# [Text provided]
== Segment start ==

Groups are calling on Facebook to police content: why does Facebook care?
This past week we learned that many of the big corporate advertisers on Facebook have pulled their ads citing the social media platform’s failure to filter out racist “hate speech”. The suspensions come after calls from advocacy groups to bring pressure on the social media giant. The list of companies is growing.
Ford has now enacted a thirty-day suspension of advertising on Facebook and is calling on other big corporate sponsors to do the same. Companies such as Unilever and Starbucks have already joined the boycott, with several others voicing approval and indicating that they too may soon follow suit. A spokesperson for Ford stated that the company wanted Facebook to do a better job of “cleaning up” the “ecosystem” of social media.
In today’s woke cancel culture, pressure will no doubt mount quickly on companies that continue to advertise on Facebook as “complicit in bigotry” and the whole cynical and hypocritical process of public virtue signaling by companies who are really only worried about the effect all of this will have on profits will commence, building into an avalanche.
All of this was on my mind the other day when a post of mine on Facebook was disallowed on the grounds that it violated Facebook’s “community standards.” I had posted a picture of myself smoking a pipe after a hard day of farm work wherein I made the observation that my attire was filthy and I probably smelled, but given my relative isolation from polite society that “I.Don’t.Care.” This was my offense against community standards.
Now, I’m not sure about this, but I strongly suspect my offense was in mimicking the popular style: Black.Lives.Matter. Facebook allowed the post as soon as I changed the offending phrase to a simple “I don’t care” the post was allowed.
The thing is: I do, in fact, support the idea that Black Lives Matter and have said so in this column. I’ve been vocal about the systemic racism in this country. I’ve welcomed the movement to extricate it as long overdue. That typing those words with a particular punch should be preemptively excluded from the Facebook public forum is—pardon the hifalutin’ argot—bonkers.
The ham-fisted digital automata tasked with the guardianship of the New Orthodoxy are bound to conduct their offices in a way that would make Torquemada blush.
Let this be abundantly clear: I wasn’t “censored” by some woke Morlock practicing deliberate “viewpoint discrimination” on me from Zuckerberg’s basement. I’m pretty sure Facebook isn’t in cahoots with George Soros, the illuminati, the Jesuits, and the “forced vaccination” crowd. I highly doubt that Facebook’s headquarters are like Dr. Evil’s lair, sitting under a volcano somewhere in the Pacific plotting the demise of civilization as we know it. The truth is far less dramatic (and entertaining) than that: an algorithm did this to my post.
Proximately considered, I was on the receiving end of nothing more nefarious than the porn filters in schools that also block out information on breast cancer and cougars.

== Segment end ==

# [Problem set]
A. In the piece on Facebook advertisers and content moderation, how long is the advertising suspension that Ford enacted?
B. Render this sentence from the piece on Facebook advertisers in Spanish: "Companies such as Unilever and Starbucks have already joined the boycott, with several others voicing approval and indicating that they too may soon follow suit."
C. Pick up the opinion piece on Facebook's content filtering after its last sentence and carry it forward.

# [Given records]

== Segment start ==

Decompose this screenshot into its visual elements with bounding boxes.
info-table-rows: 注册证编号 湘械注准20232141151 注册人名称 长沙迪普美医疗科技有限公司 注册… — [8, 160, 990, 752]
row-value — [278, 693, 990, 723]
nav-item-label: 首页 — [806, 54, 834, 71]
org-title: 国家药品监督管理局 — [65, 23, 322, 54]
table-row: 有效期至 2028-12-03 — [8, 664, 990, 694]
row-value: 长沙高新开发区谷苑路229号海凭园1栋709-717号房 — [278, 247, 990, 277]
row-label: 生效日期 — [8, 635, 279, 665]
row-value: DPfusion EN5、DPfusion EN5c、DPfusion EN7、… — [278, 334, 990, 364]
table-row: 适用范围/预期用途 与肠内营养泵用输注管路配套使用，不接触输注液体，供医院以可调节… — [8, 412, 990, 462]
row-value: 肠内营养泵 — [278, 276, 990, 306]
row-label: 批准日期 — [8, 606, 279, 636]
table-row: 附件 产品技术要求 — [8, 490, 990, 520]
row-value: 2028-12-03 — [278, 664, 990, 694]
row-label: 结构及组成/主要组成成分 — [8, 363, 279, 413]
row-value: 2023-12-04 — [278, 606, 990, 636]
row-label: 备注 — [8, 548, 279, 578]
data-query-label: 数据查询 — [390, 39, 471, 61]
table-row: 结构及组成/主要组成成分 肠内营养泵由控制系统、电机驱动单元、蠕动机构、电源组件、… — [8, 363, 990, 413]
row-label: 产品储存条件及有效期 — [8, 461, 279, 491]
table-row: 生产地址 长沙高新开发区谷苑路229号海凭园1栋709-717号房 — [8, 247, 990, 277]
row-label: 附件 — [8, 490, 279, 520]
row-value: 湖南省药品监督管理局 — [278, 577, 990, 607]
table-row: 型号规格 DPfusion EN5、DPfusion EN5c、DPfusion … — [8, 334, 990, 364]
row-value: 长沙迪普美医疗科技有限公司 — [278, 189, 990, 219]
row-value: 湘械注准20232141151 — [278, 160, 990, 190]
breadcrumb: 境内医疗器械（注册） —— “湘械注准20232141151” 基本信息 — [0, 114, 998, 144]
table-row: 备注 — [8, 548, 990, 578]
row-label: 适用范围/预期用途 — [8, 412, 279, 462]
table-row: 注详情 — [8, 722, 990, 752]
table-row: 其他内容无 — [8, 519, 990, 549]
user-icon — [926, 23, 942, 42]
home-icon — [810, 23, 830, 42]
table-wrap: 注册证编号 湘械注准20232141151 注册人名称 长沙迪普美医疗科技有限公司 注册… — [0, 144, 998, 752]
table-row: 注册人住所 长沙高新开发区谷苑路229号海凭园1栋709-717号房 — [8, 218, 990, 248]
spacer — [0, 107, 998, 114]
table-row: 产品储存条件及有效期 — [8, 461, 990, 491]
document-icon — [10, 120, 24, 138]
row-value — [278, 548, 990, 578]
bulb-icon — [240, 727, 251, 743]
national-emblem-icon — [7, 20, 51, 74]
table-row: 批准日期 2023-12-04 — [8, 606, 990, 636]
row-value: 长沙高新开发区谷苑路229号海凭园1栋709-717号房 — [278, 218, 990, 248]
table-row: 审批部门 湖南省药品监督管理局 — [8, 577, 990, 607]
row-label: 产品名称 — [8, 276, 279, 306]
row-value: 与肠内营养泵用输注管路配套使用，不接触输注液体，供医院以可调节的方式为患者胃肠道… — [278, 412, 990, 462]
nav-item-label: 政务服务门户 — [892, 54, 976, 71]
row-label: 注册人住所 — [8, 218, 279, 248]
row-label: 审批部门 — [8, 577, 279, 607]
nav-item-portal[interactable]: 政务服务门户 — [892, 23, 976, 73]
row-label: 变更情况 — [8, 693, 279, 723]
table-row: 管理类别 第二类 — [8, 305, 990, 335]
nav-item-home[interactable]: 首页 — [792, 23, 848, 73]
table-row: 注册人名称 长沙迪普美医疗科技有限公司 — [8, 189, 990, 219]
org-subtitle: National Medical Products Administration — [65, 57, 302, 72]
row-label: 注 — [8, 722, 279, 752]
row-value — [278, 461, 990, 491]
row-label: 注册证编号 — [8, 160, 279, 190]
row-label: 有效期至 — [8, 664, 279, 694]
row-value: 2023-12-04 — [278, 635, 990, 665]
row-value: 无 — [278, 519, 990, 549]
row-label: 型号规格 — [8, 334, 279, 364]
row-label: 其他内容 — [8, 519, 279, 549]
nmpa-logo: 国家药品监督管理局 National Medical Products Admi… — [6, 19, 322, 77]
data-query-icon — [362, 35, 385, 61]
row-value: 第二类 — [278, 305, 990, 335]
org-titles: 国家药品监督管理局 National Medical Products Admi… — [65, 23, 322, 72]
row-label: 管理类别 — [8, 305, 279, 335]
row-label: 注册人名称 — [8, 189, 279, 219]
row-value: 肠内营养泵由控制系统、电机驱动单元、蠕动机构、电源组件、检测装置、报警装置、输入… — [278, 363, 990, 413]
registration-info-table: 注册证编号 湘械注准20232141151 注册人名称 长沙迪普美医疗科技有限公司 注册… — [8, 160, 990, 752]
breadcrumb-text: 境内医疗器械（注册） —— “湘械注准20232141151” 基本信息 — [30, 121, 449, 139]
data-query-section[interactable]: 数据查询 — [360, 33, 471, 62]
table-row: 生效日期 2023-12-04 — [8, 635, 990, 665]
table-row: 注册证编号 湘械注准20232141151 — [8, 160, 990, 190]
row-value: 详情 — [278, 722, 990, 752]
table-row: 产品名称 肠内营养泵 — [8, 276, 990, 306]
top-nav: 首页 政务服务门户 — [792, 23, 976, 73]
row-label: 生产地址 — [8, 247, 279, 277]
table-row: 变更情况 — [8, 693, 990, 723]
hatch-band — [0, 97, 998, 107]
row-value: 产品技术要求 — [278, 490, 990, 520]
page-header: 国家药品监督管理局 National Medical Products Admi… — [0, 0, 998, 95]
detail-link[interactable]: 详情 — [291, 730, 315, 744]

== Segment end ==

# [Answer section]
A. Thirty days.

B. Empresas como Unilever y Starbucks ya se han sumado al boicot, y varias otras han expresado su aprobación e indicado que ellas también podrían seguir pronto su ejemplo.

C.
That doesn’t make my spanking from Facebook’s digital conscience more tolerable. It kicks the can. Even if this rejection of my post was the result of an overzealous piece of clankering hardware, its origins are ultimately in someone at Facebook who is in charge of such things.
Even if Facebook’s motives are mostly pecuniary, the question remains: why is Facebook more afraid of consumer and corporate reprisal from the ranks of the woke than from the hundreds of millions of Facebook users who use the platform mainly as a venue for posting pictures of their cats and other such aspects of daily life?
One wonders whether Facebook’s fears are not precisely rooted in their perception of woke culture as cancel culture. If corporate America is now going to throw its massive financial weight behind such purges of the impure, one then wonders what is to stand in the way of an inquisitorial crushing of heretical thinking ?
The ham-fisted digital automata tasked with the guardianship of the New Orthodoxy are bound to conduct their offices in a way that would make Torquemada blush.
Error has no rights. That is most certainly true. Persons do have rights, though—even persons who are in error—and such an affirmation is the very root of the notion of the modern Liberal project’s historic latitude toward free speech. That latitude, perhaps now even more than the alt-right yahoos with a keyboard, is under attack.
Right or wrong, the Church has embraced this aspect of the modern Liberal project, insofar as freedom from restriction on speech is concerned—and I have more than a sneaking suspicion that her wisdom will again be proved, as the degenerate forces of woke capital and ideological commitment continue to give their voracious appetites ever greater liberty to range.
I might be reading into this situation more than is really there. But I think not. I do not want to be an “alarmist” here, exaggerating the dangers at hand. There is, nevertheless, reason for alarm.
Larry Chapp, PhD taught theology at DeSales University for 19 years. He now runs the Dorothy Day Catholic Worker Farm with his wife, Carrie, near Wilkes Barre, Pennsylvania.